Collect from the data below each line with "szakképesítéssel".

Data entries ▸

┄┄┄┄┄┄┄┄┄┄

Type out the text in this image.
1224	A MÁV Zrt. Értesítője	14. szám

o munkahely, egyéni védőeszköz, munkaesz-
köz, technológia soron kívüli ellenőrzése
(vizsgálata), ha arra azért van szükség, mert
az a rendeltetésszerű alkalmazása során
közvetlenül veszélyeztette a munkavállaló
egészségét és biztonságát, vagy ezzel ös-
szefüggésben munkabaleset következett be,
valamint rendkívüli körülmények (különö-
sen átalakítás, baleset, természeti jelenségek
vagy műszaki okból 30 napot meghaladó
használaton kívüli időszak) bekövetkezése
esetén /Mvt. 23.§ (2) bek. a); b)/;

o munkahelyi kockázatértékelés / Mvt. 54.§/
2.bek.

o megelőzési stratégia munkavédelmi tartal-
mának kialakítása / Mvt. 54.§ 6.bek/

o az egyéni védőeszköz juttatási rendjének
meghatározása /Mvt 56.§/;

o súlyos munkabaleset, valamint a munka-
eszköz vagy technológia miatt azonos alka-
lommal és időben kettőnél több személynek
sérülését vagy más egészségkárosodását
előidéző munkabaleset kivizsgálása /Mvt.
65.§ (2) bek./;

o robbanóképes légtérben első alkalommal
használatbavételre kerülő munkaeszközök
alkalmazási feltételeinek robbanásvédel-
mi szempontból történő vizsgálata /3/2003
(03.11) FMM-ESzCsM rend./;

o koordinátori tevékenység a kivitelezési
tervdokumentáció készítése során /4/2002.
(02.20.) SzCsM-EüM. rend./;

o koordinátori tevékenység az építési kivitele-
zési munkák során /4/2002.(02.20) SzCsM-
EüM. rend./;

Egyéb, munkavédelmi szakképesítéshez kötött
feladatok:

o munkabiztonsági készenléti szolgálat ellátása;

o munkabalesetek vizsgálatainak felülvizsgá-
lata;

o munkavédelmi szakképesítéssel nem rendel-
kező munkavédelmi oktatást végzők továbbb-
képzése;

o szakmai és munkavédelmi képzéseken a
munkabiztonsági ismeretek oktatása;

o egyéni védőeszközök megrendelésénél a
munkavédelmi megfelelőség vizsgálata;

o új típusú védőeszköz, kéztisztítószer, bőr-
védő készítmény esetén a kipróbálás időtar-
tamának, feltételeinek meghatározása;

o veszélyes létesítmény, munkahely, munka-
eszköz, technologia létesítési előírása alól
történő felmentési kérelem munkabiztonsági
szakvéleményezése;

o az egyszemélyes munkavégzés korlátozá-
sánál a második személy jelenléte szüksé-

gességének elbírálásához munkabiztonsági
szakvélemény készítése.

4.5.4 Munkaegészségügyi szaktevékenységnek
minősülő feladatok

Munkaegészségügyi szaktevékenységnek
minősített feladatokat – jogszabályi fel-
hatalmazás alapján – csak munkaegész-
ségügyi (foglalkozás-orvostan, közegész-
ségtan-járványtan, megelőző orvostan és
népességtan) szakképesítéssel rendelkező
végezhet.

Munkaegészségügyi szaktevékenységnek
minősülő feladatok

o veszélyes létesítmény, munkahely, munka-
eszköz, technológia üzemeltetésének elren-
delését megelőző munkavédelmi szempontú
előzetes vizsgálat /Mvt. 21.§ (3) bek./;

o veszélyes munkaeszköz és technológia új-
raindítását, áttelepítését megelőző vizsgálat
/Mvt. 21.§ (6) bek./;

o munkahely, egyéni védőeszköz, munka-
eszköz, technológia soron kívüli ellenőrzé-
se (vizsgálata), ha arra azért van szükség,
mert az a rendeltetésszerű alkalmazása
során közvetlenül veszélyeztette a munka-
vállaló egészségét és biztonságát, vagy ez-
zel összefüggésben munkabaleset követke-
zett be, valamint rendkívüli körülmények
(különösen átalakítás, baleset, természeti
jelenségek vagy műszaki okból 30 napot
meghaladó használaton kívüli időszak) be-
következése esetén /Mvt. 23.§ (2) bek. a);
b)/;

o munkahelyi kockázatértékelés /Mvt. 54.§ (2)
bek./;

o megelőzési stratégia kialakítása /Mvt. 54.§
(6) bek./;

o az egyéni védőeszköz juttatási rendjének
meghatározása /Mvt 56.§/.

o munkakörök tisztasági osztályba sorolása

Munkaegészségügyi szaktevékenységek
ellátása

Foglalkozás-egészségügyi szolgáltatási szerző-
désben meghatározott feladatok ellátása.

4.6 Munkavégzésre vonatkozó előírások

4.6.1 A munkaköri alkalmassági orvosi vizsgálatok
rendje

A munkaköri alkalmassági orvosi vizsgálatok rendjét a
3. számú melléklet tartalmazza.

┄┄┄┄┄┄┄┄┄┄

Full response ▸
o munkavédelmi szakképesítéssel nem rendel-
népességtan) szakképesítéssel rendelkező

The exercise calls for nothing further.